Go through the records and give each one again exactly.

## Begin

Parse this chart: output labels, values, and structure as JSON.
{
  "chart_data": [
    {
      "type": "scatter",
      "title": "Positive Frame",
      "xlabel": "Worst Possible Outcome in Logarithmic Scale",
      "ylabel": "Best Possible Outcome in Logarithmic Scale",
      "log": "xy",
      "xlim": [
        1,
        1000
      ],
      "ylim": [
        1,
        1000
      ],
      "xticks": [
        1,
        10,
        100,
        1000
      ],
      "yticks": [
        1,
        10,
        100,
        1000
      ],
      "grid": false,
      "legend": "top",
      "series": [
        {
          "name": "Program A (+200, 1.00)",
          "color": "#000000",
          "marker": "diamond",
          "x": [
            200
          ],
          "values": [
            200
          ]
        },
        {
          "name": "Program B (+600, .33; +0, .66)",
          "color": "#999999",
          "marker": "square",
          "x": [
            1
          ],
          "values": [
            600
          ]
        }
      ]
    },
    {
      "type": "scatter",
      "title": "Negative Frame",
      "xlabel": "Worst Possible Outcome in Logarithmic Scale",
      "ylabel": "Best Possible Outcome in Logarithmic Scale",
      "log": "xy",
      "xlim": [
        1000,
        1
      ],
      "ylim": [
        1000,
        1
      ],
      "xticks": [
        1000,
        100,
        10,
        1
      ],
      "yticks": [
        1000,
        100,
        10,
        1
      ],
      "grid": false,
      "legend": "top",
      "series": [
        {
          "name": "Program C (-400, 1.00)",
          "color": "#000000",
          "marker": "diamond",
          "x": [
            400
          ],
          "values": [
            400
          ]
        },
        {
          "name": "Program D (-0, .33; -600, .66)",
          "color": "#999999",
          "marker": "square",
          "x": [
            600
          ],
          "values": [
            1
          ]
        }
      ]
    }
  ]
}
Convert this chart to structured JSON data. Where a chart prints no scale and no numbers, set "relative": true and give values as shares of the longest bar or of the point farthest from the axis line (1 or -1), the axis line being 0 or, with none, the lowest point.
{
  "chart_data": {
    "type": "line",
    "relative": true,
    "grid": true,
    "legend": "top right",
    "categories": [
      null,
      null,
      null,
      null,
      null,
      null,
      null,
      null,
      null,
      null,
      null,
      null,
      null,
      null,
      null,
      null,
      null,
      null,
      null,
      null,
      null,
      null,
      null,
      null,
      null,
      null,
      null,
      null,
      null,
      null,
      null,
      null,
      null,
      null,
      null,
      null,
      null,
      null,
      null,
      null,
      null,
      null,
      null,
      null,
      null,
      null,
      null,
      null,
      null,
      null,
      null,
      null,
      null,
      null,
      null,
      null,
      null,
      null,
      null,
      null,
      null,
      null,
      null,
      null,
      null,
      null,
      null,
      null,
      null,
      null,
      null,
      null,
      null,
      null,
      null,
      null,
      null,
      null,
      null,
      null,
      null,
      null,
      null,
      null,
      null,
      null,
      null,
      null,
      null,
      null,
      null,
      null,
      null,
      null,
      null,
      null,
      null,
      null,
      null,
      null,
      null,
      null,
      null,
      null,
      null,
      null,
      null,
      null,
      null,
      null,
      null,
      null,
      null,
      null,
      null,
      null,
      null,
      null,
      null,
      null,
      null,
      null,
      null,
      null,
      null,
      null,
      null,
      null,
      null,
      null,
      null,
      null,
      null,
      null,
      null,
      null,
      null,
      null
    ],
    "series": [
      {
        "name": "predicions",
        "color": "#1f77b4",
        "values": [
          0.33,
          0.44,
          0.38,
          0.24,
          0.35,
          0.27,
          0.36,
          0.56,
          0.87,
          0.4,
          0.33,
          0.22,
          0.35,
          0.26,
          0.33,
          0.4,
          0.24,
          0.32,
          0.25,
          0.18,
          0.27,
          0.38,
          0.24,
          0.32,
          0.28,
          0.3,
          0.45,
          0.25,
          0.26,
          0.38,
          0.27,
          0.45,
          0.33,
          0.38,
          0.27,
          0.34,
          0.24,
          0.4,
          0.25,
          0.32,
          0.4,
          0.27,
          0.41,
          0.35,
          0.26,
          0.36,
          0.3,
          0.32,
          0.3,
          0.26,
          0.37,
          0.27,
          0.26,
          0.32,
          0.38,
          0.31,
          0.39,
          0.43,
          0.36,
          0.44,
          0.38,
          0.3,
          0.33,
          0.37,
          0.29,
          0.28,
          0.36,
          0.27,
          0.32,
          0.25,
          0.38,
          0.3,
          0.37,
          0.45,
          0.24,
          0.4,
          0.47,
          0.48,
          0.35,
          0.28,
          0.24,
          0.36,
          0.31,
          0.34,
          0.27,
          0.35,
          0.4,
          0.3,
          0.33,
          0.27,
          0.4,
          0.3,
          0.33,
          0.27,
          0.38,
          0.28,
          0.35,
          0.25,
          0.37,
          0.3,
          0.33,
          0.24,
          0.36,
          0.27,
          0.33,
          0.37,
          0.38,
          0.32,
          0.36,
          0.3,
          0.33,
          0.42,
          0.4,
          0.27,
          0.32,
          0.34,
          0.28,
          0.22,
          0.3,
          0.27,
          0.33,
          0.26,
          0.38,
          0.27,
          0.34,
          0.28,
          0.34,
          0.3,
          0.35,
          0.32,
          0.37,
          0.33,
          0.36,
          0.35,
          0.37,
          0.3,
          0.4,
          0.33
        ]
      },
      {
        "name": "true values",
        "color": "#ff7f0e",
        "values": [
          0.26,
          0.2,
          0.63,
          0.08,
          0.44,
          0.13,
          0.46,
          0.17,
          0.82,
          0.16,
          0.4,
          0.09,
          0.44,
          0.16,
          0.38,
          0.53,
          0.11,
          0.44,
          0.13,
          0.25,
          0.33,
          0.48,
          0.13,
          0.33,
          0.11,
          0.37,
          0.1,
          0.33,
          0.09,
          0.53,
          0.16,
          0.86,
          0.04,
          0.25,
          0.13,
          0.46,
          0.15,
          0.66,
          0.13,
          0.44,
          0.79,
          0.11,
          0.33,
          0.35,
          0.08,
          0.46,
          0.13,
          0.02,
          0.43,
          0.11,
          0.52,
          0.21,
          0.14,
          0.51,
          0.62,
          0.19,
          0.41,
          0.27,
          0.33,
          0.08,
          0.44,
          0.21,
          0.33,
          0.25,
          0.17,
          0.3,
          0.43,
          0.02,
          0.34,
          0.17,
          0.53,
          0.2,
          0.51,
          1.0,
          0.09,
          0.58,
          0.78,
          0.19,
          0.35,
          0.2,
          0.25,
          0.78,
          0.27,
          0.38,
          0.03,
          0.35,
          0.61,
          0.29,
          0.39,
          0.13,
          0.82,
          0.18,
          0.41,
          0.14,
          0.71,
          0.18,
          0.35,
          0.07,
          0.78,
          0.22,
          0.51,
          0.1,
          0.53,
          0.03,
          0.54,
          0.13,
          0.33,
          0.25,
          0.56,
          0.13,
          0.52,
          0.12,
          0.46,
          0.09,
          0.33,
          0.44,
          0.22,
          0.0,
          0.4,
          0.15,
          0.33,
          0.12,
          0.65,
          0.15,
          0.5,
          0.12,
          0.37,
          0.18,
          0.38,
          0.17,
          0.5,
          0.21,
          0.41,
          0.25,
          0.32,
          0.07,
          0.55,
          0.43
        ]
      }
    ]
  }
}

## End

- [Problem solution]
Parse this chart: output labels, values, and structure as JSON.
{
  "chart_data": [
    {
      "type": "scatter",
      "title": "Positive Frame",
      "xlabel": "Worst Possible Outcome in Logarithmic Scale",
      "ylabel": "Best Possible Outcome in Logarithmic Scale",
      "log": "xy",
      "xlim": [
        1,
        1000
      ],
      "ylim": [
        1,
        1000
      ],
      "xticks": [
        1,
        10,
        100,
        1000
      ],
      "yticks": [
        1,
        10,
        100,
        1000
      ],
      "grid": false,
      "legend": "top",
      "series": [
        {
          "name": "Program A (+200, 1.00)",
          "color": "#000000",
          "marker": "diamond",
          "x": [
            200
          ],
          "values": [
            200
          ]
        },
        {
          "name": "Program B (+600, .33; +0, .66)",
          "color": "#999999",
          "marker": "square",
          "x": [
            1
          ],
          "values": [
            600
          ]
        }
      ]
    },
    {
      "type": "scatter",
      "title": "Negative Frame",
      "xlabel": "Worst Possible Outcome in Logarithmic Scale",
      "ylabel": "Best Possible Outcome in Logarithmic Scale",
      "log": "xy",
      "xlim": [
        1000,
        1
      ],
      "ylim": [
        1000,
        1
      ],
      "xticks": [
        1000,
        100,
        10,
        1
      ],
      "yticks": [
        1000,
        100,
        10,
        1
      ],
      "grid": false,
      "legend": "top",
      "series": [
        {
          "name": "Program C (-400, 1.00)",
          "color": "#000000",
          "marker": "diamond",
          "x": [
            400
          ],
          "values": [
            400
          ]
        },
        {
          "name": "Program D (-0, .33; -600, .66)",
          "color": "#999999",
          "marker": "square",
          "x": [
            600
          ],
          "values": [
            1
          ]
        }
      ]
    }
  ]
}
Convert this chart to structured JSON data. Where a chart prints no scale and no numbers, set "relative": true and give values as shares of the longest bar or of the point farthest from the axis line (1 or -1), the axis line being 0 or, with none, the lowest point.
{
  "chart_data": {
    "type": "line",
    "relative": true,
    "grid": true,
    "legend": "top right",
    "categories": [
      null,
      null,
      null,
      null,
      null,
      null,
      null,
      null,
      null,
      null,
      null,
      null,
      null,
      null,
      null,
      null,
      null,
      null,
      null,
      null,
      null,
      null,
      null,
      null,
      null,
      null,
      null,
      null,
      null,
      null,
      null,
      null,
      null,
      null,
      null,
      null,
      null,
      null,
      null,
      null,
      null,
      null,
      null,
      null,
      null,
      null,
      null,
      null,
      null,
      null,
      null,
      null,
      null,
      null,
      null,
      null,
      null,
      null,
      null,
      null,
      null,
      null,
      null,
      null,
      null,
      null,
      null,
      null,
      null,
      null,
      null,
      null,
      null,
      null,
      null,
      null,
      null,
      null,
      null,
      null,
      null,
      null,
      null,
      null,
      null,
      null,
      null,
      null,
      null,
      null,
      null,
      null,
      null,
      null,
      null,
      null,
      null,
      null,
      null,
      null,
      null,
      null,
      null,
      null,
      null,
      null,
      null,
      null,
      null,
      null,
      null,
      null,
      null,
      null,
      null,
      null,
      null,
      null,
      null,
      null,
      null,
      null,
      null,
      null,
      null,
      null,
      null,
      null,
      null,
      null,
      null,
      null,
      null,
      null,
      null,
      null,
      null,
      null
    ],
    "series": [
      {
        "name": "predicions",
        "color": "#1f77b4",
        "values": [
          0.33,
          0.44,
          0.38,
          0.24,
          0.35,
          0.27,
          0.36,
          0.56,
          0.87,
          0.4,
          0.33,
          0.22,
          0.35,
          0.26,
          0.33,
          0.4,
          0.24,
          0.32,
          0.25,
          0.18,
          0.27,
          0.38,
          0.24,
          0.32,
          0.28,
          0.3,
          0.45,
          0.25,
          0.26,
          0.38,
          0.27,
          0.45,
          0.33,
          0.38,
          0.27,
          0.34,
          0.24,
          0.4,
          0.25,
          0.32,
          0.4,
          0.27,
          0.41,
          0.35,
          0.26,
          0.36,
          0.3,
          0.32,
          0.3,
          0.26,
          0.37,
          0.27,
          0.26,
          0.32,
          0.38,
          0.31,
          0.39,
          0.43,
          0.36,
          0.44,
          0.38,
          0.3,
          0.33,
          0.37,
          0.29,
          0.28,
          0.36,
          0.27,
          0.32,
          0.25,
          0.38,
          0.3,
          0.37,
          0.45,
          0.24,
          0.4,
          0.47,
          0.48,
          0.35,
          0.28,
          0.24,
          0.36,
          0.31,
          0.34,
          0.27,
          0.35,
          0.4,
          0.3,
          0.33,
          0.27,
          0.4,
          0.3,
          0.33,
          0.27,
          0.38,
          0.28,
          0.35,
          0.25,
          0.37,
          0.3,
          0.33,
          0.24,
          0.36,
          0.27,
          0.33,
          0.37,
          0.38,
          0.32,
          0.36,
          0.3,
          0.33,
          0.42,
          0.4,
          0.27,
          0.32,
          0.34,
          0.28,
          0.22,
          0.3,
          0.27,
          0.33,
          0.26,
          0.38,
          0.27,
          0.34,
          0.28,
          0.34,
          0.3,
          0.35,
          0.32,
          0.37,
          0.33,
          0.36,
          0.35,
          0.37,
          0.3,
          0.4,
          0.33
        ]
      },
      {
        "name": "true values",
        "color": "#ff7f0e",
        "values": [
          0.26,
          0.2,
          0.63,
          0.08,
          0.44,
          0.13,
          0.46,
          0.17,
          0.82,
          0.16,
          0.4,
          0.09,
          0.44,
          0.16,
          0.38,
          0.53,
          0.11,
          0.44,
          0.13,
          0.25,
          0.33,
          0.48,
          0.13,
          0.33,
          0.11,
          0.37,
          0.1,
          0.33,
          0.09,
          0.53,
          0.16,
          0.86,
          0.04,
          0.25,
          0.13,
          0.46,
          0.15,
          0.66,
          0.13,
          0.44,
          0.79,
          0.11,
          0.33,
          0.35,
          0.08,
          0.46,
          0.13,
          0.02,
          0.43,
          0.11,
          0.52,
          0.21,
          0.14,
          0.51,
          0.62,
          0.19,
          0.41,
          0.27,
          0.33,
          0.08,
          0.44,
          0.21,
          0.33,
          0.25,
          0.17,
          0.3,
          0.43,
          0.02,
          0.34,
          0.17,
          0.53,
          0.2,
          0.51,
          1.0,
          0.09,
          0.58,
          0.78,
          0.19,
          0.35,
          0.2,
          0.25,
          0.78,
          0.27,
          0.38,
          0.03,
          0.35,
          0.61,
          0.29,
          0.39,
          0.13,
          0.82,
          0.18,
          0.41,
          0.14,
          0.71,
          0.18,
          0.35,
          0.07,
          0.78,
          0.22,
          0.51,
          0.1,
          0.53,
          0.03,
          0.54,
          0.13,
          0.33,
          0.25,
          0.56,
          0.13,
          0.52,
          0.12,
          0.46,
          0.09,
          0.33,
          0.44,
          0.22,
          0.0,
          0.4,
          0.15,
          0.33,
          0.12,
          0.65,
          0.15,
          0.5,
          0.12,
          0.37,
          0.18,
          0.38,
          0.17,
          0.5,
          0.21,
          0.41,
          0.25,
          0.32,
          0.07,
          0.55,
          0.43
        ]
      }
    ]
  }
}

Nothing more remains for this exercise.